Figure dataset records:
☆ ☆ ☆

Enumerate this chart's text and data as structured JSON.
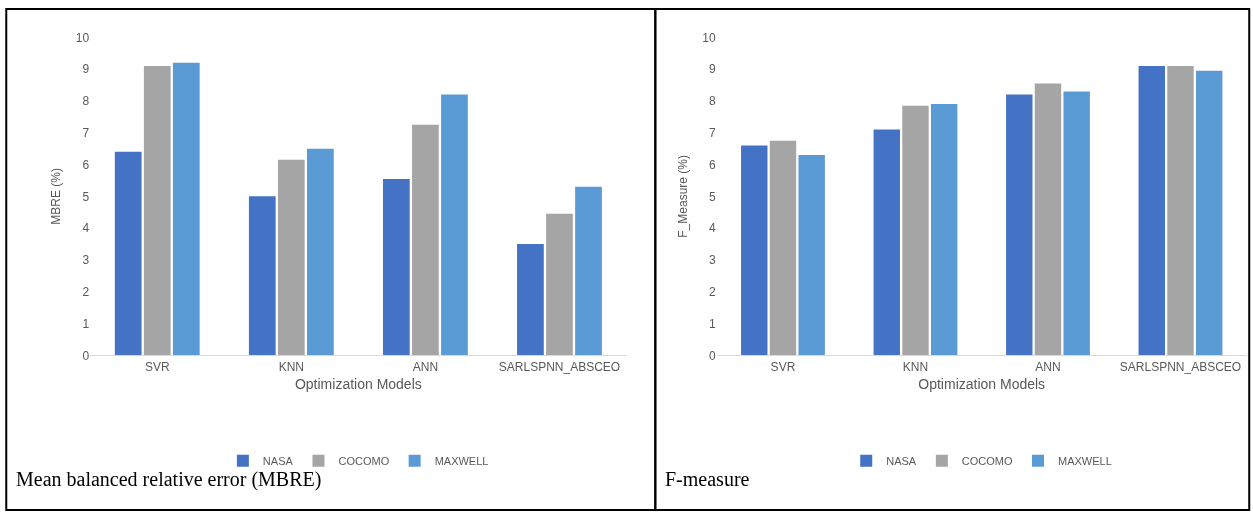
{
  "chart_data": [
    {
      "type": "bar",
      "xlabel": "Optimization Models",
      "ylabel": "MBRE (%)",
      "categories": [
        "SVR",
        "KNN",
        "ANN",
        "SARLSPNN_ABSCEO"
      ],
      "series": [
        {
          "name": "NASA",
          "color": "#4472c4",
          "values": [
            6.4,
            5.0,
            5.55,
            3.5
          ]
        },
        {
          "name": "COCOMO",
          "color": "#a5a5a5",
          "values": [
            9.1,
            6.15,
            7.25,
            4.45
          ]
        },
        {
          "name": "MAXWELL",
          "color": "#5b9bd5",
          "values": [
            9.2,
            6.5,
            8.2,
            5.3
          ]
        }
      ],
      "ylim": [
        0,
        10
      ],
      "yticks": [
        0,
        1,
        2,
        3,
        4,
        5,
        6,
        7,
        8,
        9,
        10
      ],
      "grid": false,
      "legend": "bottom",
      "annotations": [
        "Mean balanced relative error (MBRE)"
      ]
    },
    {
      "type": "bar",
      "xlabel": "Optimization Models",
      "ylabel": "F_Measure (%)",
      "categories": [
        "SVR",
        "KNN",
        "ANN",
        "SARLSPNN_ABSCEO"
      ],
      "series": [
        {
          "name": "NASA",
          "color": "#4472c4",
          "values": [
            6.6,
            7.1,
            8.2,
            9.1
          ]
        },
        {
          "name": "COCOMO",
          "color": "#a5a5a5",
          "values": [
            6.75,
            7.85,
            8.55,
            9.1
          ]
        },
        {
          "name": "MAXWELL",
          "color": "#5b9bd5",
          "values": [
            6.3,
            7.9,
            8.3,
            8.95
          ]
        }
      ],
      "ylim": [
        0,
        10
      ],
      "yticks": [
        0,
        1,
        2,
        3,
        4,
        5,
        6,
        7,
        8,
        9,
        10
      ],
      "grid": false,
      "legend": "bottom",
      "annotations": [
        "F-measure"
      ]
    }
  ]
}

☆ ☆ ☆

— SHORT EXERCISE —
Quote all the lines above exactly as given. Do not include the pictures.

— FULL RESPONSE —
Enumerate this chart's text and data as structured JSON.
{
  "chart_data": [
    {
      "type": "bar",
      "xlabel": "Optimization Models",
      "ylabel": "MBRE (%)",
      "categories": [
        "SVR",
        "KNN",
        "ANN",
        "SARLSPNN_ABSCEO"
      ],
      "series": [
        {
          "name": "NASA",
          "color": "#4472c4",
          "values": [
            6.4,
            5.0,
            5.55,
            3.5
          ]
        },
        {
          "name": "COCOMO",
          "color": "#a5a5a5",
          "values": [
            9.1,
            6.15,
            7.25,
            4.45
          ]
        },
        {
          "name": "MAXWELL",
          "color": "#5b9bd5",
          "values": [
            9.2,
            6.5,
            8.2,
            5.3
          ]
        }
      ],
      "ylim": [
        0,
        10
      ],
      "yticks": [
        0,
        1,
        2,
        3,
        4,
        5,
        6,
        7,
        8,
        9,
        10
      ],
      "grid": false,
      "legend": "bottom",
      "annotations": [
        "Mean balanced relative error (MBRE)"
      ]
    },
    {
      "type": "bar",
      "xlabel": "Optimization Models",
      "ylabel": "F_Measure (%)",
      "categories": [
        "SVR",
        "KNN",
        "ANN",
        "SARLSPNN_ABSCEO"
      ],
      "series": [
        {
          "name": "NASA",
          "color": "#4472c4",
          "values": [
            6.6,
            7.1,
            8.2,
            9.1
          ]
        },
        {
          "name": "COCOMO",
          "color": "#a5a5a5",
          "values": [
            6.75,
            7.85,
            8.55,
            9.1
          ]
        },
        {
          "name": "MAXWELL",
          "color": "#5b9bd5",
          "values": [
            6.3,
            7.9,
            8.3,
            8.95
          ]
        }
      ],
      "ylim": [
        0,
        10
      ],
      "yticks": [
        0,
        1,
        2,
        3,
        4,
        5,
        6,
        7,
        8,
        9,
        10
      ],
      "grid": false,
      "legend": "bottom",
      "annotations": [
        "F-measure"
      ]
    }
  ]
}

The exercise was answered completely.